▶ **Records**:
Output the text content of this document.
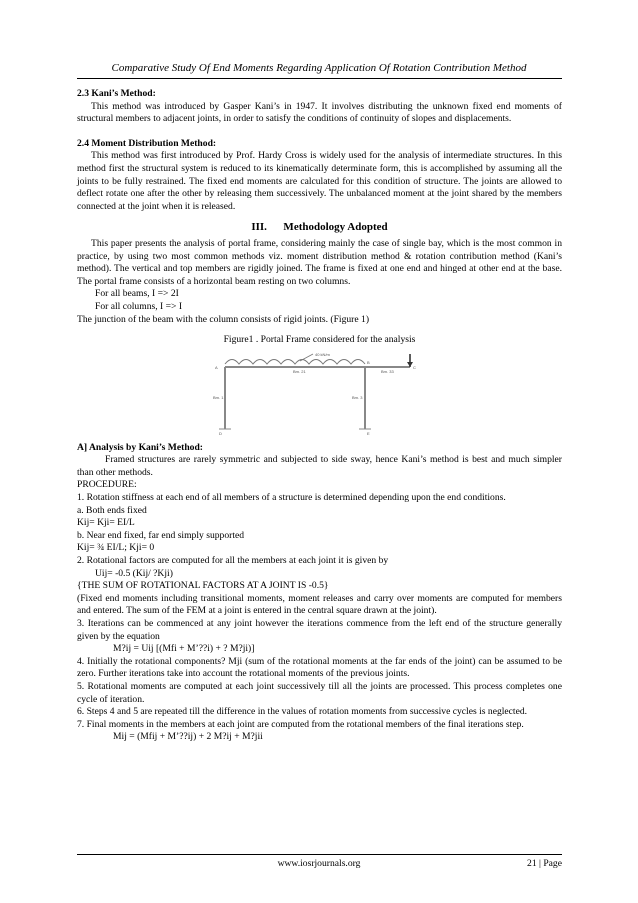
Comparative Study Of End Moments Regarding Application Of Rotation Contribution Method

2.3 Kani’s Method:

This method was introduced by Gasper Kani’s in 1947. It involves distributing the unknown fixed end moments of structural members to adjacent joints, in order to satisfy the conditions of continuity of slopes and displacements.

2.4 Moment Distribution Method:

This method was first introduced by Prof. Hardy Cross is widely used for the analysis of intermediate structures. In this method first the structural system is reduced to its kinematically determinate form, this is accomplished by assuming all the joints to be fully restrained. The fixed end moments are calculated for this condition of structure. The joints are allowed to deflect rotate one after the other by releasing them successively. The unbalanced moment at the joint shared by the members connected at the joint when it is released.

III.      Methodology Adopted

This paper presents the analysis of portal frame, considering mainly the case of single bay, which is the most common in practice, by using two most common methods viz. moment distribution method & rotation contribution method (Kani’s method). The vertical and top members are rigidly joined. The frame is fixed at one end and hinged at other end at the base. The portal frame consists of a horizontal beam resting on two columns.

For all beams, I => 2I

For all columns, I => I

The junction of the beam with the column consists of rigid joints. (Figure 1)

Figure1 . Portal Frame considered for the analysis
40 kN/m
A
B
C
D	E
Bm. 21	Bm. 33
Bm. 1	Bm. 3

A] Analysis by Kani’s Method:

Framed structures are rarely symmetric and subjected to side sway, hence Kani’s method is best and much simpler than other methods.

PROCEDURE:

1. Rotation stiffness at each end of all members of a structure is determined depending upon the end conditions.

a. Both ends fixed

Kij= Kji= EI/L

b. Near end fixed, far end simply supported

Kij= ¾ EI/L; Kji= 0

2. Rotational factors are computed for all the members at each joint it is given by

Uij= -0.5 (Kij/ ?Kji)

{THE SUM OF ROTATIONAL FACTORS AT A JOINT IS -0.5}

(Fixed end moments including transitional moments, moment releases and carry over moments are computed for members and entered. The sum of the FEM at a joint is entered in the central square drawn at the joint).

3. Iterations can be commenced at any joint however the iterations commence from the left end of the structure generally given by the equation

M?ij = Uij [(Mfi + M’??i) + ? M?ji)]

4. Initially the rotational components? Mji (sum of the rotational moments at the far ends of the joint) can be assumed to be zero. Further iterations take into account the rotational moments of the previous joints.

5. Rotational moments are computed at each joint successively till all the joints are processed. This process completes one cycle of iteration.

6. Steps 4 and 5 are repeated till the difference in the values of rotation moments from successive cycles is neglected.

7. Final moments in the members at each joint are computed from the rotational members of the final iterations step.

Mij = (Mfij + M’??ij) + 2 M?ij + M?jii

www.iosrjournals.org	21 | Page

▶ **Given task**:
Retype the records exactly. Any image in them should not appear in what you write.

▶ **The result**:
Output the text content of this document.
Comparative Study Of End Moments Regarding Application Of Rotation Contribution Method

2.3 Kani’s Method:

This method was introduced by Gasper Kani’s in 1947. It involves distributing the unknown fixed end moments of structural members to adjacent joints, in order to satisfy the conditions of continuity of slopes and displacements.

2.4 Moment Distribution Method:

This method was first introduced by Prof. Hardy Cross is widely used for the analysis of intermediate structures. In this method first the structural system is reduced to its kinematically determinate form, this is accomplished by assuming all the joints to be fully restrained. The fixed end moments are calculated for this condition of structure. The joints are allowed to deflect rotate one after the other by releasing them successively. The unbalanced moment at the joint shared by the members connected at the joint when it is released.

III.      Methodology Adopted

This paper presents the analysis of portal frame, considering mainly the case of single bay, which is the most common in practice, by using two most common methods viz. moment distribution method & rotation contribution method (Kani’s method). The vertical and top members are rigidly joined. The frame is fixed at one end and hinged at other end at the base. The portal frame consists of a horizontal beam resting on two columns.

For all beams, I => 2I

For all columns, I => I

The junction of the beam with the column consists of rigid joints. (Figure 1)

Figure1 . Portal Frame considered for the analysis
40 kN/m
A
B
C
D	E
Bm. 21	Bm. 33
Bm. 1	Bm. 3

A] Analysis by Kani’s Method:

Framed structures are rarely symmetric and subjected to side sway, hence Kani’s method is best and much simpler than other methods.

PROCEDURE:

1. Rotation stiffness at each end of all members of a structure is determined depending upon the end conditions.

a. Both ends fixed

Kij= Kji= EI/L

b. Near end fixed, far end simply supported

Kij= ¾ EI/L; Kji= 0

2. Rotational factors are computed for all the members at each joint it is given by

Uij= -0.5 (Kij/ ?Kji)

{THE SUM OF ROTATIONAL FACTORS AT A JOINT IS -0.5}

(Fixed end moments including transitional moments, moment releases and carry over moments are computed for members and entered. The sum of the FEM at a joint is entered in the central square drawn at the joint).

3. Iterations can be commenced at any joint however the iterations commence from the left end of the structure generally given by the equation

M?ij = Uij [(Mfi + M’??i) + ? M?ji)]

4. Initially the rotational components? Mji (sum of the rotational moments at the far ends of the joint) can be assumed to be zero. Further iterations take into account the rotational moments of the previous joints.

5. Rotational moments are computed at each joint successively till all the joints are processed. This process completes one cycle of iteration.

6. Steps 4 and 5 are repeated till the difference in the values of rotation moments from successive cycles is neglected.

7. Final moments in the members at each joint are computed from the rotational members of the final iterations step.

Mij = (Mfij + M’??ij) + 2 M?ij + M?jii

www.iosrjournals.org	21 | Page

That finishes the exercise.